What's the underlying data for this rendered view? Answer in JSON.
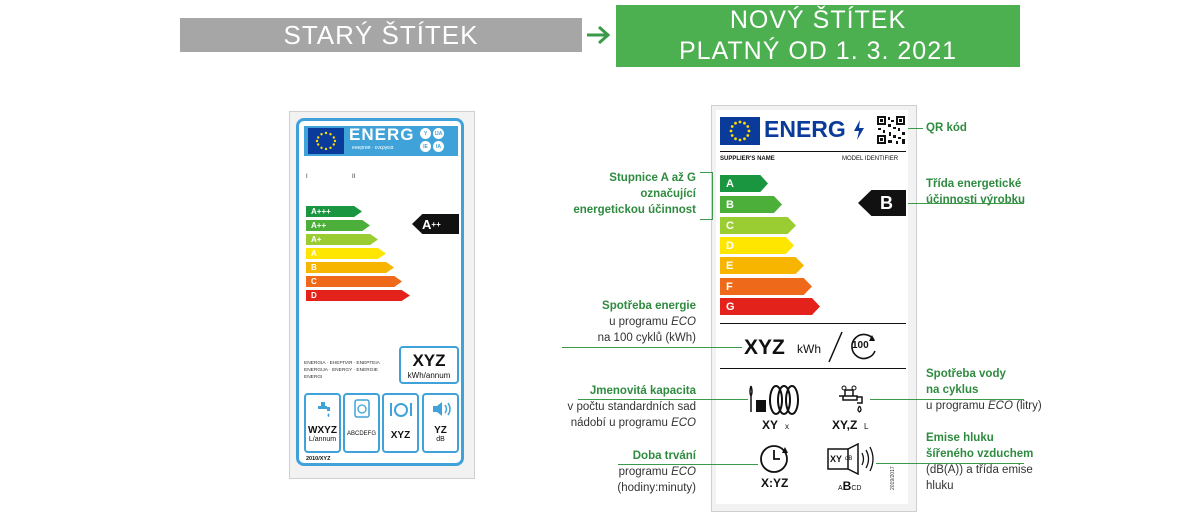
{
  "header": {
    "old_title": "STARÝ ŠTÍTEK",
    "new_title_line1": "NOVÝ ŠTÍTEK",
    "new_title_line2": "PLATNÝ OD 1. 3. 2021"
  },
  "colors": {
    "banner_old": "#a6a6a6",
    "banner_new": "#4caf50",
    "old_label_accent": "#3fa3d9",
    "eu_blue": "#0a3a9a",
    "annotation_green": "#2e8b3f",
    "bars": [
      "#1a9641",
      "#4caf3a",
      "#9acd32",
      "#ffe600",
      "#f7b500",
      "#ee6a1a",
      "#e3231b"
    ]
  },
  "old_label": {
    "energ": "ENERG",
    "energ_sub": "енергия · ενεργεια",
    "circles": [
      "Y",
      "IJA",
      "IE",
      "IA"
    ],
    "roman_i": "I",
    "roman_ii": "II",
    "classes": [
      "A+++",
      "A++",
      "A+",
      "A",
      "B",
      "C",
      "D"
    ],
    "pointer_base": "A",
    "pointer_sup": "++",
    "smalltext_line1": "ENERGIA · ЕНЕРГИЯ · ΕΝΕΡΓΕΙΑ",
    "smalltext_line2": "ENERGIJA · ENERGY · ENERGIE",
    "smalltext_line3": "ENERGI",
    "consumption_value": "XYZ",
    "consumption_unit": "kWh/annum",
    "icons": [
      {
        "icon": "water-tap-icon",
        "value": "WXYZ",
        "unit": "L/annum"
      },
      {
        "icon": "drying-icon",
        "value": "ABCDEFG",
        "unit": ""
      },
      {
        "icon": "place-settings-icon",
        "value": "XYZ",
        "unit": ""
      },
      {
        "icon": "noise-icon",
        "value": "YZ",
        "unit": "dB"
      }
    ],
    "footer": "2010/XYZ"
  },
  "new_label": {
    "energ": "ENERG",
    "supplier": "SUPPLIER'S NAME",
    "model": "MODEL IDENTIFIER",
    "classes": [
      "A",
      "B",
      "C",
      "D",
      "E",
      "F",
      "G"
    ],
    "pointer": "B",
    "energy_value": "XYZ",
    "energy_unit": "kWh",
    "cycles": "100",
    "capacity_value": "XY",
    "capacity_unit": "x",
    "water_value": "XY,Z",
    "water_unit": "L",
    "duration_value": "X:YZ",
    "noise_value": "XY",
    "noise_unit": "dB",
    "noise_class_small1": "A",
    "noise_class_big": "B",
    "noise_class_small2": "CD",
    "regulation": "2019/2017"
  },
  "annotations": {
    "qr": "QR kód",
    "scale_line1": "Stupnice A až G",
    "scale_line2": "označující",
    "scale_line3": "energetickou účinnost",
    "class_line1": "Třída energetické",
    "class_line2": "účinnosti výrobku",
    "energy_title": "Spotřeba energie",
    "energy_line2_a": "u programu ",
    "energy_line2_b": "ECO",
    "energy_line3": "na 100 cyklů (kWh)",
    "water_title_line1": "Spotřeba vody",
    "water_title_line2": "na cyklus",
    "water_line3_a": "u programu ",
    "water_line3_b": "ECO",
    "water_line3_c": " (litry)",
    "capacity_title": "Jmenovitá kapacita",
    "capacity_line2": "v počtu standardních sad",
    "capacity_line3_a": "nádobí u programu ",
    "capacity_line3_b": "ECO",
    "duration_title": "Doba trvání",
    "duration_line2_a": "programu ",
    "duration_line2_b": "ECO",
    "duration_line3": "(hodiny:minuty)",
    "noise_title_line1": "Emise hluku",
    "noise_title_line2": "šířeného vzduchem",
    "noise_line3": "(dB(A)) a třída emise",
    "noise_line4": "hluku"
  }
}
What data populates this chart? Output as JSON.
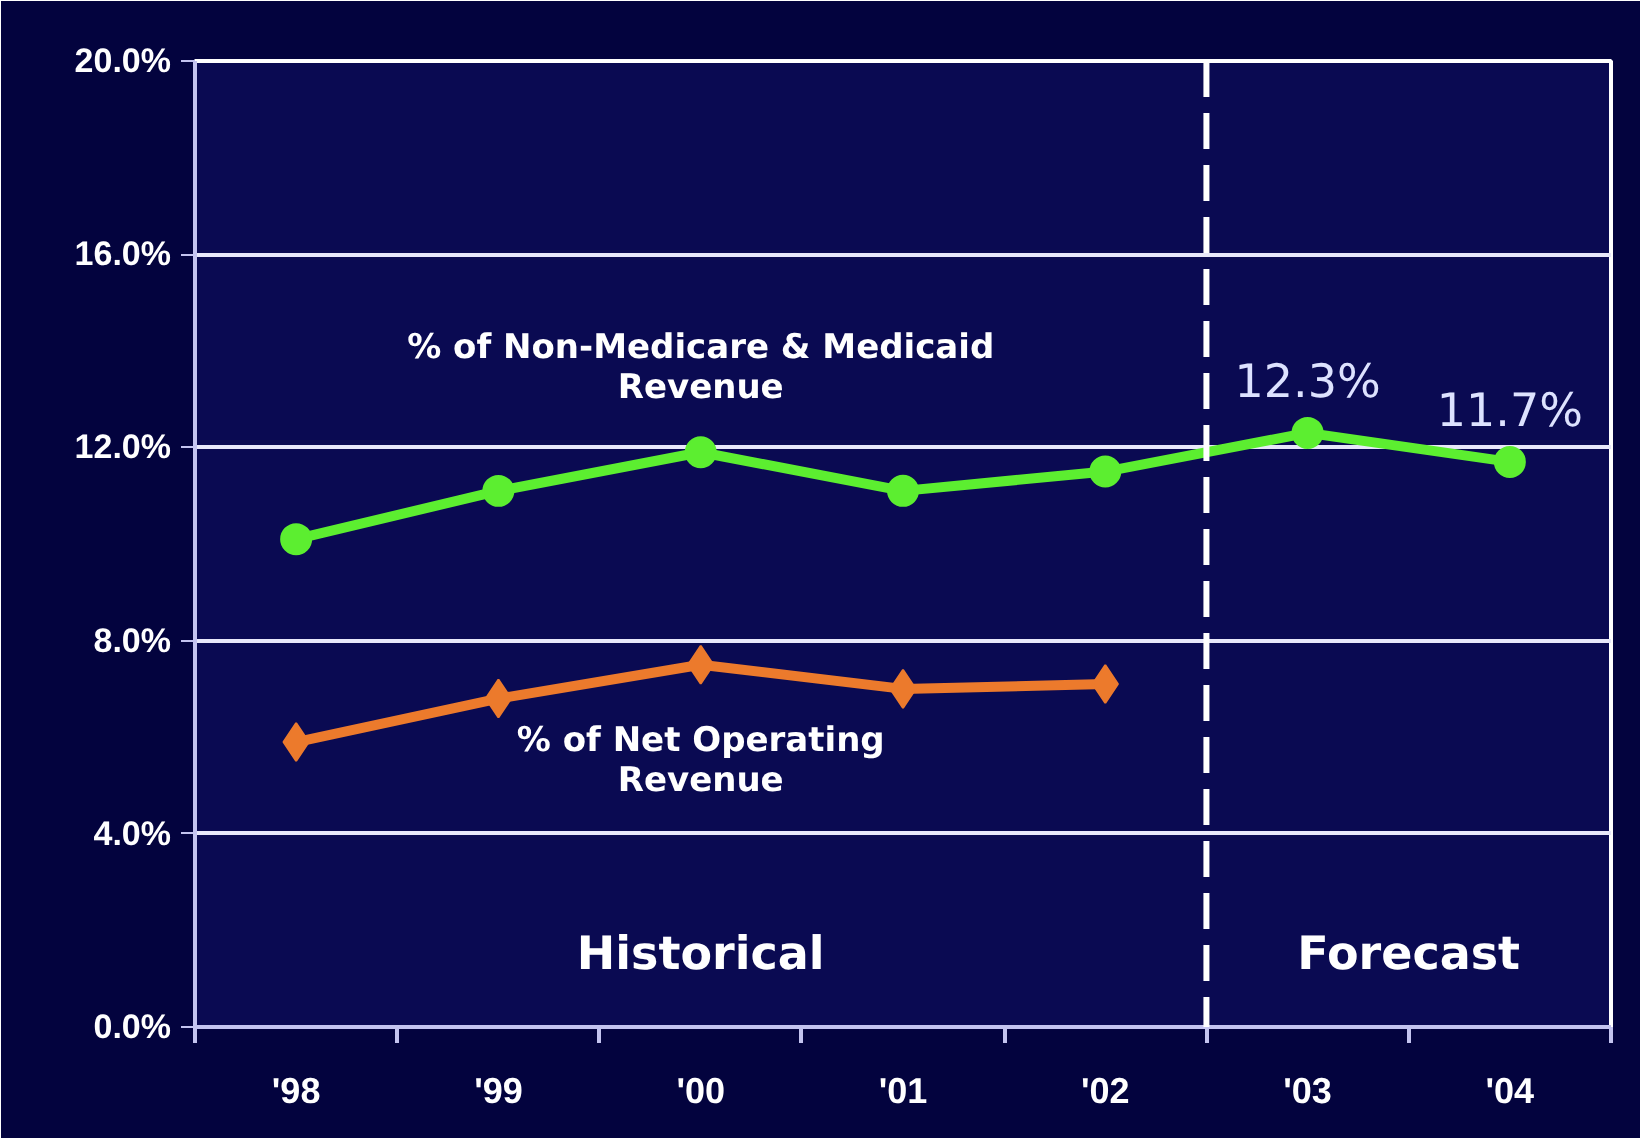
{
  "chart_data": {
    "type": "line",
    "x": [
      1998,
      1999,
      2000,
      2001,
      2002,
      2003,
      2004
    ],
    "xlim": [
      1997.5,
      2004.5
    ],
    "xticks": [
      {
        "value": 1998,
        "label": "'98"
      },
      {
        "value": 1999,
        "label": "'99"
      },
      {
        "value": 2000,
        "label": "'00"
      },
      {
        "value": 2001,
        "label": "'01"
      },
      {
        "value": 2002,
        "label": "'02"
      },
      {
        "value": 2003,
        "label": "'03"
      },
      {
        "value": 2004,
        "label": "'04"
      }
    ],
    "ylim": [
      0,
      20
    ],
    "yticks": [
      {
        "value": 0,
        "label": "0.0%"
      },
      {
        "value": 4,
        "label": "4.0%"
      },
      {
        "value": 8,
        "label": "8.0%"
      },
      {
        "value": 12,
        "label": "12.0%"
      },
      {
        "value": 16,
        "label": "16.0%"
      },
      {
        "value": 20,
        "label": "20.0%"
      }
    ],
    "grid": "y",
    "line_style": "solid",
    "series": [
      {
        "name": "% of Non-Medicare & Medicaid Revenue",
        "color": "#5cee30",
        "marker": "circle",
        "values": [
          10.1,
          11.1,
          11.9,
          11.1,
          11.5,
          12.3,
          11.7
        ],
        "value_labels": [
          null,
          null,
          null,
          null,
          null,
          "12.3%",
          "11.7%"
        ]
      },
      {
        "name": "% of Net Operating Revenue",
        "color": "#ec7a2c",
        "marker": "diamond",
        "x": [
          1998,
          1999,
          2000,
          2001,
          2002
        ],
        "values": [
          5.9,
          6.8,
          7.5,
          7.0,
          7.1
        ]
      }
    ],
    "ref_lines": [
      {
        "axis": "x",
        "value": 2002.5,
        "color": "#ffffff",
        "line_style": "dashed"
      }
    ],
    "annotations": [
      "Historical",
      "Forecast"
    ]
  }
}
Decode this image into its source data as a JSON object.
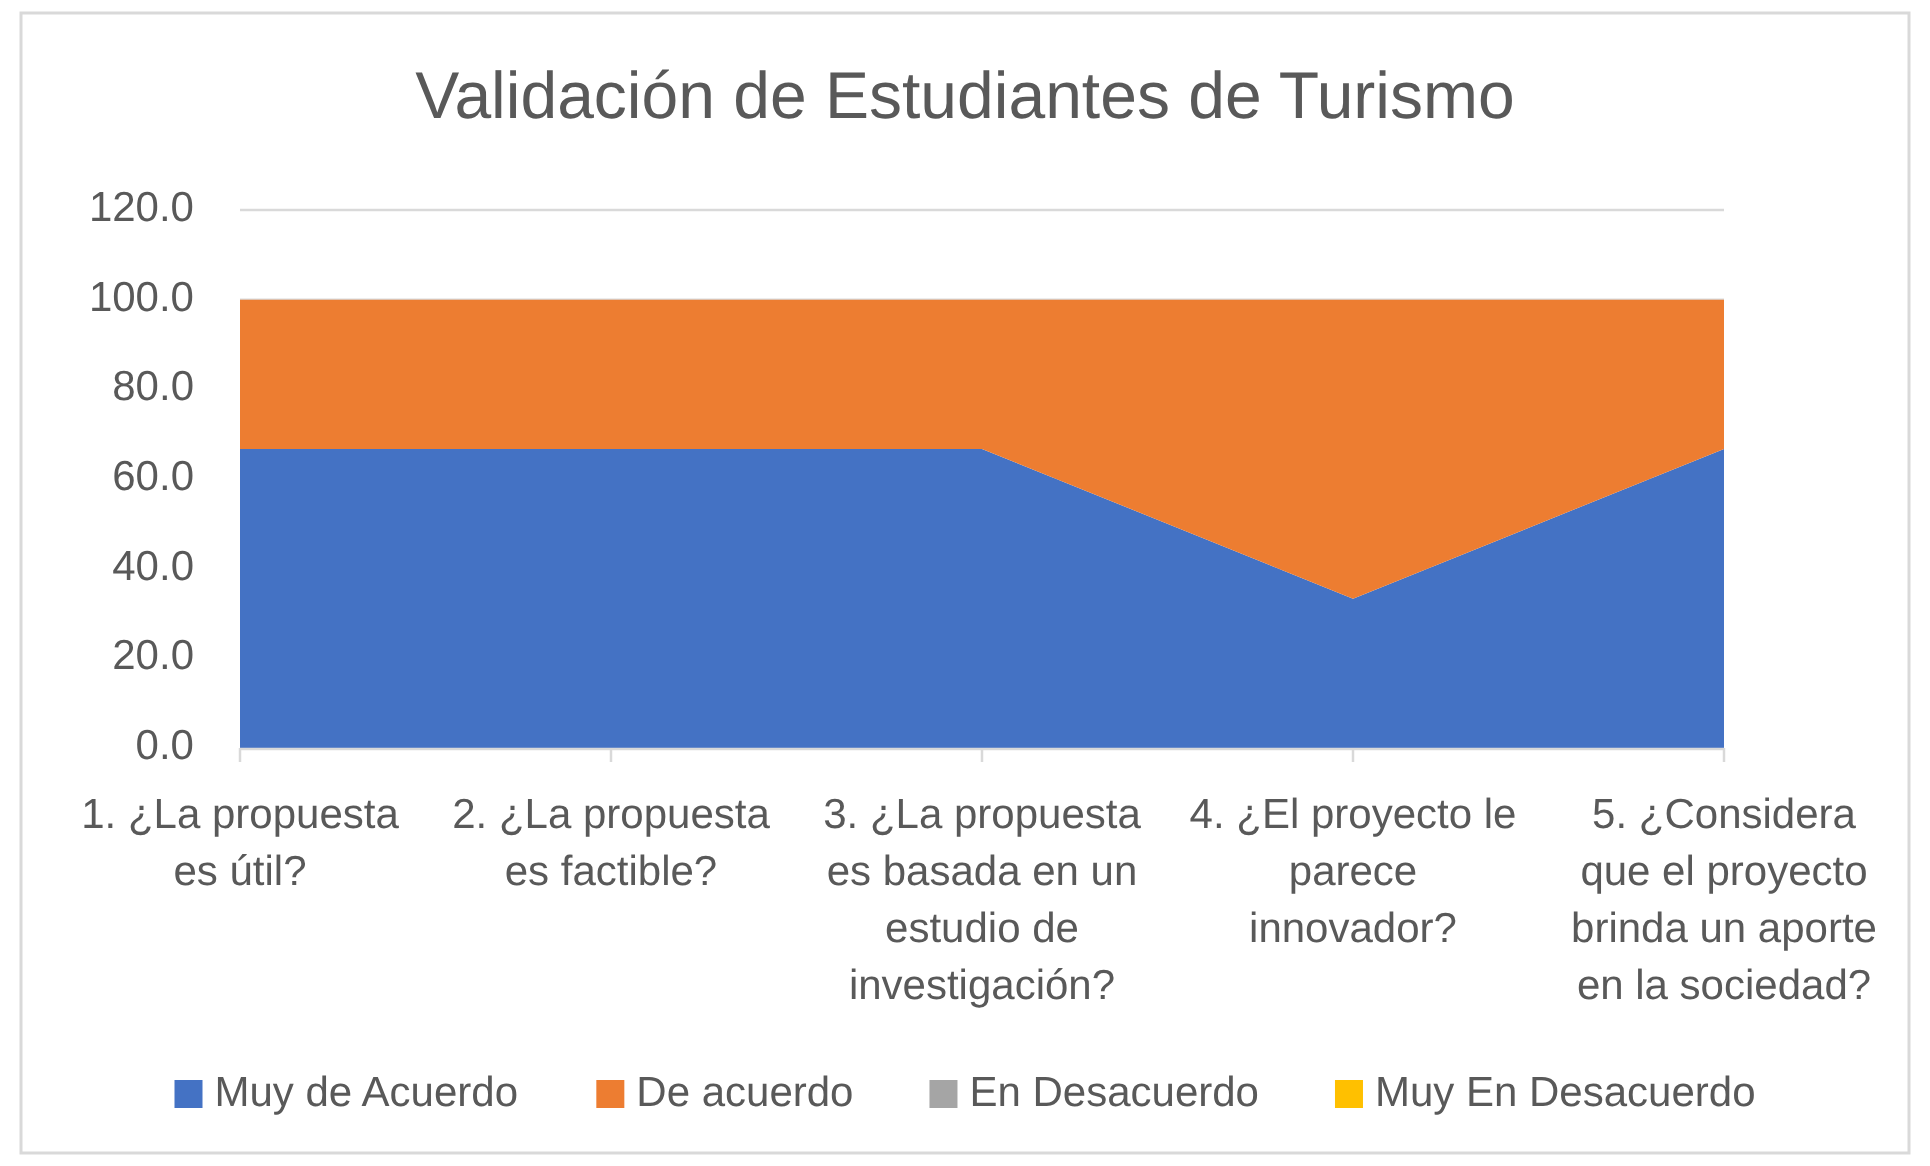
{
  "chart_data": {
    "type": "area",
    "title": "Validación de Estudiantes de Turismo",
    "categories": [
      "1. ¿La propuesta es útil?",
      "2. ¿La propuesta es factible?",
      "3. ¿La propuesta es basada en un estudio de investigación?",
      "4. ¿El proyecto le parece innovador?",
      "5. ¿Considera que el proyecto brinda un aporte en la sociedad?"
    ],
    "series": [
      {
        "name": "Muy de Acuerdo",
        "color": "#4472c4",
        "values": [
          66.7,
          66.7,
          66.7,
          33.3,
          66.7
        ]
      },
      {
        "name": "De acuerdo",
        "color": "#ed7d31",
        "values": [
          33.3,
          33.3,
          33.3,
          66.7,
          33.3
        ]
      },
      {
        "name": "En Desacuerdo",
        "color": "#a5a5a5",
        "values": [
          null,
          null,
          null,
          null,
          null
        ]
      },
      {
        "name": "Muy En Desacuerdo",
        "color": "#ffc000",
        "values": [
          null,
          null,
          null,
          null,
          null
        ]
      }
    ],
    "stacked": true,
    "ylim": [
      0,
      120
    ],
    "yticks": [
      {
        "value": 0,
        "label": "0.0"
      },
      {
        "value": 20,
        "label": "20.0"
      },
      {
        "value": 40,
        "label": "40.0"
      },
      {
        "value": 60,
        "label": "60.0"
      },
      {
        "value": 80,
        "label": "80.0"
      },
      {
        "value": 100,
        "label": "100.0"
      },
      {
        "value": 120,
        "label": "120.0"
      }
    ],
    "grid": "y",
    "legend": "bottom"
  }
}
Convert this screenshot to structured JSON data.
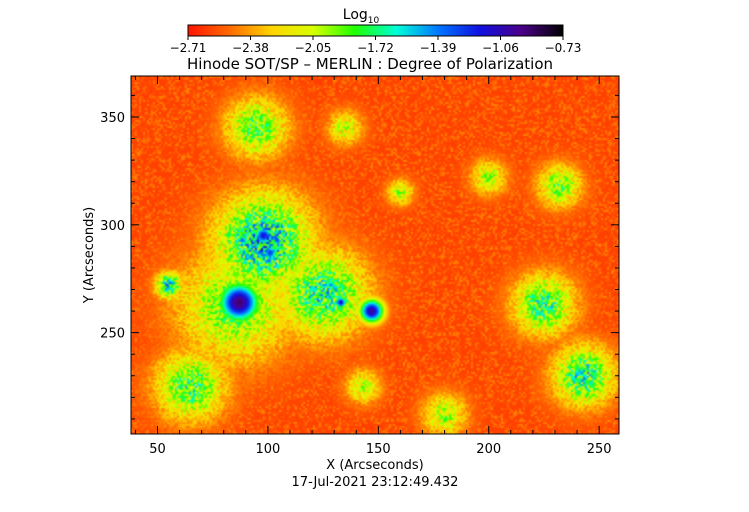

Task statement: Filter out every line that lacks the word "ŠTÍTEK", and copy the rest.

Solution to the problem:
    "old_title": "STARÝ ŠTÍTEK",
    "new_title_line1": "NOVÝ ŠTÍTEK",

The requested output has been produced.